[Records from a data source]
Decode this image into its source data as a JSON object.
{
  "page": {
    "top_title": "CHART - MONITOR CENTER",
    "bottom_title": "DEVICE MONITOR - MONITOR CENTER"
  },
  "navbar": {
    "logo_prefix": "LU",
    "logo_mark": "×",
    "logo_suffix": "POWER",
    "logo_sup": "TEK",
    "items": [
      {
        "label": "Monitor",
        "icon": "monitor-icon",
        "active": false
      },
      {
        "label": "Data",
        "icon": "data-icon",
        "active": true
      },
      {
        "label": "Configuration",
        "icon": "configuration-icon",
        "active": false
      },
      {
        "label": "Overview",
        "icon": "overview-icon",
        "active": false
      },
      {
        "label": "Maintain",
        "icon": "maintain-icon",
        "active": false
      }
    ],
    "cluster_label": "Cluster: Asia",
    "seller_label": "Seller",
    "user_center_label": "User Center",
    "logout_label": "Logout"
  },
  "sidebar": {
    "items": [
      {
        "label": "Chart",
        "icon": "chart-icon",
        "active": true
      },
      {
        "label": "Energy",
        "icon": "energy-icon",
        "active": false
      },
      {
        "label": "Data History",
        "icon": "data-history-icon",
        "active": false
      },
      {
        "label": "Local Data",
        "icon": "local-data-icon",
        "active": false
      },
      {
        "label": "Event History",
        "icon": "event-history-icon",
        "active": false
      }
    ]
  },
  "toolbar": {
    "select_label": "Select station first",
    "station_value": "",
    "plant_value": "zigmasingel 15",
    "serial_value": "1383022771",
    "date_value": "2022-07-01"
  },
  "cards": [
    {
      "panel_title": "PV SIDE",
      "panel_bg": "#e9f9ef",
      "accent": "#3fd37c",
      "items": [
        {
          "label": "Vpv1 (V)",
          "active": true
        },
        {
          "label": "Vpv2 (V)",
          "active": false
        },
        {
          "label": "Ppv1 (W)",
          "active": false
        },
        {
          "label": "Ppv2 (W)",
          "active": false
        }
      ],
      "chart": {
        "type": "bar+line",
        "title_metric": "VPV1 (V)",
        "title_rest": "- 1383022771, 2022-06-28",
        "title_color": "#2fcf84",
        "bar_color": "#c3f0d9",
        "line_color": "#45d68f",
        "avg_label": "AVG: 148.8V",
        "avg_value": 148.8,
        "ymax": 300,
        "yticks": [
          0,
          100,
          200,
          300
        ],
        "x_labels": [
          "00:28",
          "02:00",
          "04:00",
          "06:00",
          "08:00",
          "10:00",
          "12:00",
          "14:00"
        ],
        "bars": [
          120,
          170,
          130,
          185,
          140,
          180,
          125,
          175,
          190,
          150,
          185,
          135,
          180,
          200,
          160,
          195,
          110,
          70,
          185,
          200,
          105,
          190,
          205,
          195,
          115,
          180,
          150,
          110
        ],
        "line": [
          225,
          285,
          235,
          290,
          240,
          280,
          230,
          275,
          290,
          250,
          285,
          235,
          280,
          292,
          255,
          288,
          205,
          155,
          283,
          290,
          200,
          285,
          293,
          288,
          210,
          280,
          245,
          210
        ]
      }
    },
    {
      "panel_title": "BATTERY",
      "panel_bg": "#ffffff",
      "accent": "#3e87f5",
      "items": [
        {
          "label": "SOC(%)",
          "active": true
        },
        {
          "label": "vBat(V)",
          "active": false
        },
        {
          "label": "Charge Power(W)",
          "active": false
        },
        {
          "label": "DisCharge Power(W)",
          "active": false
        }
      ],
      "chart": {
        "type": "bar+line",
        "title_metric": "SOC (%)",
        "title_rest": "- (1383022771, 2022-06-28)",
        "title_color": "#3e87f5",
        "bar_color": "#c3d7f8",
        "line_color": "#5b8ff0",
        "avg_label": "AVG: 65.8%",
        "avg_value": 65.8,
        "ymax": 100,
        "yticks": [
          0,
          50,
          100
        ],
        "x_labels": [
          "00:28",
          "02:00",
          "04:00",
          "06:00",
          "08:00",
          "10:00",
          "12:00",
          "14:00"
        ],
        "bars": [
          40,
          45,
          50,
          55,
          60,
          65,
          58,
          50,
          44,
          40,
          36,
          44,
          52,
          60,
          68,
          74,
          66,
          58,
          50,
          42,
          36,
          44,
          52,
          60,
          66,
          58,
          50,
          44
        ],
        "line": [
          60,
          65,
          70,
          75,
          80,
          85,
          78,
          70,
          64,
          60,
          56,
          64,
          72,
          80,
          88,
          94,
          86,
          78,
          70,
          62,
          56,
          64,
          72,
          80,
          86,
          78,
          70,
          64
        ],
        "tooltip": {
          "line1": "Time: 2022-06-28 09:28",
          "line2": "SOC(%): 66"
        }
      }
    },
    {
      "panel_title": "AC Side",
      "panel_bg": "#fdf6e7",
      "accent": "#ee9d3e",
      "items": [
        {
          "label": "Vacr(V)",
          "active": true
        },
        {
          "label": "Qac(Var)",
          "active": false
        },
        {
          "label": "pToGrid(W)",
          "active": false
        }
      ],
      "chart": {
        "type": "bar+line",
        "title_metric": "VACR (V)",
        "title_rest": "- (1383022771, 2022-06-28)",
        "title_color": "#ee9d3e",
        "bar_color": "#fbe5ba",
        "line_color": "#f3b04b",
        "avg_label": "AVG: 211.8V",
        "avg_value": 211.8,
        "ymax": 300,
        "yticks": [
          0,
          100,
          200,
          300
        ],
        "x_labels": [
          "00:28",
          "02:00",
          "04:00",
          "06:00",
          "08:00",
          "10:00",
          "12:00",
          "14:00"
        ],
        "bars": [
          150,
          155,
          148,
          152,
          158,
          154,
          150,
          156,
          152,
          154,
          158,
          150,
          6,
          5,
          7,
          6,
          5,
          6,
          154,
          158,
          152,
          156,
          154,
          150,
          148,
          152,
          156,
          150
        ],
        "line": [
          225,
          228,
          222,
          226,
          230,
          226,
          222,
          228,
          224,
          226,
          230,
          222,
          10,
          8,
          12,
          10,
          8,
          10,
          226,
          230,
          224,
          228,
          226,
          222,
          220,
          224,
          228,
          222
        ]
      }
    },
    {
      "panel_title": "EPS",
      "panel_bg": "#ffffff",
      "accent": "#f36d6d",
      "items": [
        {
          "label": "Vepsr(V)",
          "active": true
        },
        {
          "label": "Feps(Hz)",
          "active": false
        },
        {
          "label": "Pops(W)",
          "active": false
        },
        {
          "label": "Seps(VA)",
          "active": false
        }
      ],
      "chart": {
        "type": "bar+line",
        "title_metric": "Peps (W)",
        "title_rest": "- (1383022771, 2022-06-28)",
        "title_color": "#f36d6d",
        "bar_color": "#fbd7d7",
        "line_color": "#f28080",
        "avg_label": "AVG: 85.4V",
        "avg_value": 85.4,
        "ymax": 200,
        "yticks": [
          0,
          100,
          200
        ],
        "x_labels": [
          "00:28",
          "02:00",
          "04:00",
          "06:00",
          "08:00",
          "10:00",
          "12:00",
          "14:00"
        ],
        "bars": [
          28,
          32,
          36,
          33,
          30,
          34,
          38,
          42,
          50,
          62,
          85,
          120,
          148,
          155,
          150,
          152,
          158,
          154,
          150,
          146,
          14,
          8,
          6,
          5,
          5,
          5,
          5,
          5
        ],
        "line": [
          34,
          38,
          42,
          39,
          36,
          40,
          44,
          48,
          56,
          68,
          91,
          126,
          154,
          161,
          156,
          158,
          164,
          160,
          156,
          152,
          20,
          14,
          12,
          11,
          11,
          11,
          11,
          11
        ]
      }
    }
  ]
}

Work to be completed –
Write out all of the records once more, exactly.

Solved exercise –
Decode this image into its source data as a JSON object.
{
  "page": {
    "top_title": "CHART - MONITOR CENTER",
    "bottom_title": "DEVICE MONITOR - MONITOR CENTER"
  },
  "navbar": {
    "logo_prefix": "LU",
    "logo_mark": "×",
    "logo_suffix": "POWER",
    "logo_sup": "TEK",
    "items": [
      {
        "label": "Monitor",
        "icon": "monitor-icon",
        "active": false
      },
      {
        "label": "Data",
        "icon": "data-icon",
        "active": true
      },
      {
        "label": "Configuration",
        "icon": "configuration-icon",
        "active": false
      },
      {
        "label": "Overview",
        "icon": "overview-icon",
        "active": false
      },
      {
        "label": "Maintain",
        "icon": "maintain-icon",
        "active": false
      }
    ],
    "cluster_label": "Cluster: Asia",
    "seller_label": "Seller",
    "user_center_label": "User Center",
    "logout_label": "Logout"
  },
  "sidebar": {
    "items": [
      {
        "label": "Chart",
        "icon": "chart-icon",
        "active": true
      },
      {
        "label": "Energy",
        "icon": "energy-icon",
        "active": false
      },
      {
        "label": "Data History",
        "icon": "data-history-icon",
        "active": false
      },
      {
        "label": "Local Data",
        "icon": "local-data-icon",
        "active": false
      },
      {
        "label": "Event History",
        "icon": "event-history-icon",
        "active": false
      }
    ]
  },
  "toolbar": {
    "select_label": "Select station first",
    "station_value": "",
    "plant_value": "zigmasingel 15",
    "serial_value": "1383022771",
    "date_value": "2022-07-01"
  },
  "cards": [
    {
      "panel_title": "PV SIDE",
      "panel_bg": "#e9f9ef",
      "accent": "#3fd37c",
      "items": [
        {
          "label": "Vpv1 (V)",
          "active": true
        },
        {
          "label": "Vpv2 (V)",
          "active": false
        },
        {
          "label": "Ppv1 (W)",
          "active": false
        },
        {
          "label": "Ppv2 (W)",
          "active": false
        }
      ],
      "chart": {
        "type": "bar+line",
        "title_metric": "VPV1 (V)",
        "title_rest": "- 1383022771, 2022-06-28",
        "title_color": "#2fcf84",
        "bar_color": "#c3f0d9",
        "line_color": "#45d68f",
        "avg_label": "AVG: 148.8V",
        "avg_value": 148.8,
        "ymax": 300,
        "yticks": [
          0,
          100,
          200,
          300
        ],
        "x_labels": [
          "00:28",
          "02:00",
          "04:00",
          "06:00",
          "08:00",
          "10:00",
          "12:00",
          "14:00"
        ],
        "bars": [
          120,
          170,
          130,
          185,
          140,
          180,
          125,
          175,
          190,
          150,
          185,
          135,
          180,
          200,
          160,
          195,
          110,
          70,
          185,
          200,
          105,
          190,
          205,
          195,
          115,
          180,
          150,
          110
        ],
        "line": [
          225,
          285,
          235,
          290,
          240,
          280,
          230,
          275,
          290,
          250,
          285,
          235,
          280,
          292,
          255,
          288,
          205,
          155,
          283,
          290,
          200,
          285,
          293,
          288,
          210,
          280,
          245,
          210
        ]
      }
    },
    {
      "panel_title": "BATTERY",
      "panel_bg": "#ffffff",
      "accent": "#3e87f5",
      "items": [
        {
          "label": "SOC(%)",
          "active": true
        },
        {
          "label": "vBat(V)",
          "active": false
        },
        {
          "label": "Charge Power(W)",
          "active": false
        },
        {
          "label": "DisCharge Power(W)",
          "active": false
        }
      ],
      "chart": {
        "type": "bar+line",
        "title_metric": "SOC (%)",
        "title_rest": "- (1383022771, 2022-06-28)",
        "title_color": "#3e87f5",
        "bar_color": "#c3d7f8",
        "line_color": "#5b8ff0",
        "avg_label": "AVG: 65.8%",
        "avg_value": 65.8,
        "ymax": 100,
        "yticks": [
          0,
          50,
          100
        ],
        "x_labels": [
          "00:28",
          "02:00",
          "04:00",
          "06:00",
          "08:00",
          "10:00",
          "12:00",
          "14:00"
        ],
        "bars": [
          40,
          45,
          50,
          55,
          60,
          65,
          58,
          50,
          44,
          40,
          36,
          44,
          52,
          60,
          68,
          74,
          66,
          58,
          50,
          42,
          36,
          44,
          52,
          60,
          66,
          58,
          50,
          44
        ],
        "line": [
          60,
          65,
          70,
          75,
          80,
          85,
          78,
          70,
          64,
          60,
          56,
          64,
          72,
          80,
          88,
          94,
          86,
          78,
          70,
          62,
          56,
          64,
          72,
          80,
          86,
          78,
          70,
          64
        ],
        "tooltip": {
          "line1": "Time: 2022-06-28 09:28",
          "line2": "SOC(%): 66"
        }
      }
    },
    {
      "panel_title": "AC Side",
      "panel_bg": "#fdf6e7",
      "accent": "#ee9d3e",
      "items": [
        {
          "label": "Vacr(V)",
          "active": true
        },
        {
          "label": "Qac(Var)",
          "active": false
        },
        {
          "label": "pToGrid(W)",
          "active": false
        }
      ],
      "chart": {
        "type": "bar+line",
        "title_metric": "VACR (V)",
        "title_rest": "- (1383022771, 2022-06-28)",
        "title_color": "#ee9d3e",
        "bar_color": "#fbe5ba",
        "line_color": "#f3b04b",
        "avg_label": "AVG: 211.8V",
        "avg_value": 211.8,
        "ymax": 300,
        "yticks": [
          0,
          100,
          200,
          300
        ],
        "x_labels": [
          "00:28",
          "02:00",
          "04:00",
          "06:00",
          "08:00",
          "10:00",
          "12:00",
          "14:00"
        ],
        "bars": [
          150,
          155,
          148,
          152,
          158,
          154,
          150,
          156,
          152,
          154,
          158,
          150,
          6,
          5,
          7,
          6,
          5,
          6,
          154,
          158,
          152,
          156,
          154,
          150,
          148,
          152,
          156,
          150
        ],
        "line": [
          225,
          228,
          222,
          226,
          230,
          226,
          222,
          228,
          224,
          226,
          230,
          222,
          10,
          8,
          12,
          10,
          8,
          10,
          226,
          230,
          224,
          228,
          226,
          222,
          220,
          224,
          228,
          222
        ]
      }
    },
    {
      "panel_title": "EPS",
      "panel_bg": "#ffffff",
      "accent": "#f36d6d",
      "items": [
        {
          "label": "Vepsr(V)",
          "active": true
        },
        {
          "label": "Feps(Hz)",
          "active": false
        },
        {
          "label": "Pops(W)",
          "active": false
        },
        {
          "label": "Seps(VA)",
          "active": false
        }
      ],
      "chart": {
        "type": "bar+line",
        "title_metric": "Peps (W)",
        "title_rest": "- (1383022771, 2022-06-28)",
        "title_color": "#f36d6d",
        "bar_color": "#fbd7d7",
        "line_color": "#f28080",
        "avg_label": "AVG: 85.4V",
        "avg_value": 85.4,
        "ymax": 200,
        "yticks": [
          0,
          100,
          200
        ],
        "x_labels": [
          "00:28",
          "02:00",
          "04:00",
          "06:00",
          "08:00",
          "10:00",
          "12:00",
          "14:00"
        ],
        "bars": [
          28,
          32,
          36,
          33,
          30,
          34,
          38,
          42,
          50,
          62,
          85,
          120,
          148,
          155,
          150,
          152,
          158,
          154,
          150,
          146,
          14,
          8,
          6,
          5,
          5,
          5,
          5,
          5
        ],
        "line": [
          34,
          38,
          42,
          39,
          36,
          40,
          44,
          48,
          56,
          68,
          91,
          126,
          154,
          161,
          156,
          158,
          164,
          160,
          156,
          152,
          20,
          14,
          12,
          11,
          11,
          11,
          11,
          11
        ]
      }
    }
  ]
}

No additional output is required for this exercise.